REQUIREMENTS
Write every line of the material out exactly as shown.

══════════

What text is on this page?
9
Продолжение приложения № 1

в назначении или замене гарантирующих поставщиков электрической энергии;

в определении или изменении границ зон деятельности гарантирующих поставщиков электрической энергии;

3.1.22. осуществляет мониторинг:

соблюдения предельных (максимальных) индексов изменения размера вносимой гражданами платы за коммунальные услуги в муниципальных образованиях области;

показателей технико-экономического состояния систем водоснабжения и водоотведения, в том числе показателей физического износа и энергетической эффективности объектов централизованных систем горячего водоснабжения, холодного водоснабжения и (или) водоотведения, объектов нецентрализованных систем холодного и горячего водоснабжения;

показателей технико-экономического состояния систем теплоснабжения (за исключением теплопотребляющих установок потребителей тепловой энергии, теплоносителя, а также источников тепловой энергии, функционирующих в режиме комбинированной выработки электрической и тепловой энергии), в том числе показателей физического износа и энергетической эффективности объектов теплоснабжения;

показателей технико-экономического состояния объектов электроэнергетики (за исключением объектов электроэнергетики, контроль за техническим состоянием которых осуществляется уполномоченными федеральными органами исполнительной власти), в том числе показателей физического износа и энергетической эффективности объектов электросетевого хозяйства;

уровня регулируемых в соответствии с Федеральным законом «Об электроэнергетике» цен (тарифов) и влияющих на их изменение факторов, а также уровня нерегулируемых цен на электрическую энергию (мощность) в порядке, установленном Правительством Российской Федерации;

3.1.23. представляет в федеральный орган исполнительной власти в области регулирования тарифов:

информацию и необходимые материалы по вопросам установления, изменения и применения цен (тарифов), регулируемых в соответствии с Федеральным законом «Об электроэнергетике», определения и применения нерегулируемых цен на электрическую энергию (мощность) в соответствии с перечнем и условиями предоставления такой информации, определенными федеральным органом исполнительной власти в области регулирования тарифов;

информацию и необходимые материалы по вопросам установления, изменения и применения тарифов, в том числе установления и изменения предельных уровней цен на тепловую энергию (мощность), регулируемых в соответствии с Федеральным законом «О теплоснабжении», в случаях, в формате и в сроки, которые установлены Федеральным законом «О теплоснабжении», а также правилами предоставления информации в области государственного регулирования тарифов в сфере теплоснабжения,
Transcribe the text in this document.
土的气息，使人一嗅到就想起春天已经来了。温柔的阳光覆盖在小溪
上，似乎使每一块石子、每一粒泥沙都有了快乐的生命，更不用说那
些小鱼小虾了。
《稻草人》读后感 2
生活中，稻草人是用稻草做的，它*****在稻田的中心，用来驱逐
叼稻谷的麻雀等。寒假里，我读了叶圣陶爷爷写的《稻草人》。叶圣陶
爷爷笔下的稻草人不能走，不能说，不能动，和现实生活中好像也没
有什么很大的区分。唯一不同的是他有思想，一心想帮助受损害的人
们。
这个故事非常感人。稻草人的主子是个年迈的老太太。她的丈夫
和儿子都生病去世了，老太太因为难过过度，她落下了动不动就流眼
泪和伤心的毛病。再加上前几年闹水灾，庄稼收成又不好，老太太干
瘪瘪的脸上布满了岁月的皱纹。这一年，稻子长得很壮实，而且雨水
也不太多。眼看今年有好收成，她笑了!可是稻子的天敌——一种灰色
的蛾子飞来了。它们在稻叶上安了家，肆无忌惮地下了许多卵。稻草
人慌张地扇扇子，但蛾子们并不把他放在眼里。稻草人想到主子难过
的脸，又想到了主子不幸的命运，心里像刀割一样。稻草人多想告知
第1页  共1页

══════════

COMPLETED TASK
What text is on this page?
9
Продолжение приложения № 1

в назначении или замене гарантирующих поставщиков электрической энергии;

в определении или изменении границ зон деятельности гарантирующих поставщиков электрической энергии;

3.1.22. осуществляет мониторинг:

соблюдения предельных (максимальных) индексов изменения размера вносимой гражданами платы за коммунальные услуги в муниципальных образованиях области;

показателей технико-экономического состояния систем водоснабжения и водоотведения, в том числе показателей физического износа и энергетической эффективности объектов централизованных систем горячего водоснабжения, холодного водоснабжения и (или) водоотведения, объектов нецентрализованных систем холодного и горячего водоснабжения;

показателей технико-экономического состояния систем теплоснабжения (за исключением теплопотребляющих установок потребителей тепловой энергии, теплоносителя, а также источников тепловой энергии, функционирующих в режиме комбинированной выработки электрической и тепловой энергии), в том числе показателей физического износа и энергетической эффективности объектов теплоснабжения;

показателей технико-экономического состояния объектов электроэнергетики (за исключением объектов электроэнергетики, контроль за техническим состоянием которых осуществляется уполномоченными федеральными органами исполнительной власти), в том числе показателей физического износа и энергетической эффективности объектов электросетевого хозяйства;

уровня регулируемых в соответствии с Федеральным законом «Об электроэнергетике» цен (тарифов) и влияющих на их изменение факторов, а также уровня нерегулируемых цен на электрическую энергию (мощность) в порядке, установленном Правительством Российской Федерации;

3.1.23. представляет в федеральный орган исполнительной власти в области регулирования тарифов:

информацию и необходимые материалы по вопросам установления, изменения и применения цен (тарифов), регулируемых в соответствии с Федеральным законом «Об электроэнергетике», определения и применения нерегулируемых цен на электрическую энергию (мощность) в соответствии с перечнем и условиями предоставления такой информации, определенными федеральным органом исполнительной власти в области регулирования тарифов;

информацию и необходимые материалы по вопросам установления, изменения и применения тарифов, в том числе установления и изменения предельных уровней цен на тепловую энергию (мощность), регулируемых в соответствии с Федеральным законом «О теплоснабжении», в случаях, в формате и в сроки, которые установлены Федеральным законом «О теплоснабжении», а также правилами предоставления информации в области государственного регулирования тарифов в сфере теплоснабжения,
Transcribe the text in this document.
土的气息，使人一嗅到就想起春天已经来了。温柔的阳光覆盖在小溪
上，似乎使每一块石子、每一粒泥沙都有了快乐的生命，更不用说那
些小鱼小虾了。
《稻草人》读后感 2
生活中，稻草人是用稻草做的，它*****在稻田的中心，用来驱逐
叼稻谷的麻雀等。寒假里，我读了叶圣陶爷爷写的《稻草人》。叶圣陶
爷爷笔下的稻草人不能走，不能说，不能动，和现实生活中好像也没
有什么很大的区分。唯一不同的是他有思想，一心想帮助受损害的人
们。
这个故事非常感人。稻草人的主子是个年迈的老太太。她的丈夫
和儿子都生病去世了，老太太因为难过过度，她落下了动不动就流眼
泪和伤心的毛病。再加上前几年闹水灾，庄稼收成又不好，老太太干
瘪瘪的脸上布满了岁月的皱纹。这一年，稻子长得很壮实，而且雨水
也不太多。眼看今年有好收成，她笑了!可是稻子的天敌——一种灰色
的蛾子飞来了。它们在稻叶上安了家，肆无忌惮地下了许多卵。稻草
人慌张地扇扇子，但蛾子们并不把他放在眼里。稻草人想到主子难过
的脸，又想到了主子不幸的命运，心里像刀割一样。稻草人多想告知
第1页  共1页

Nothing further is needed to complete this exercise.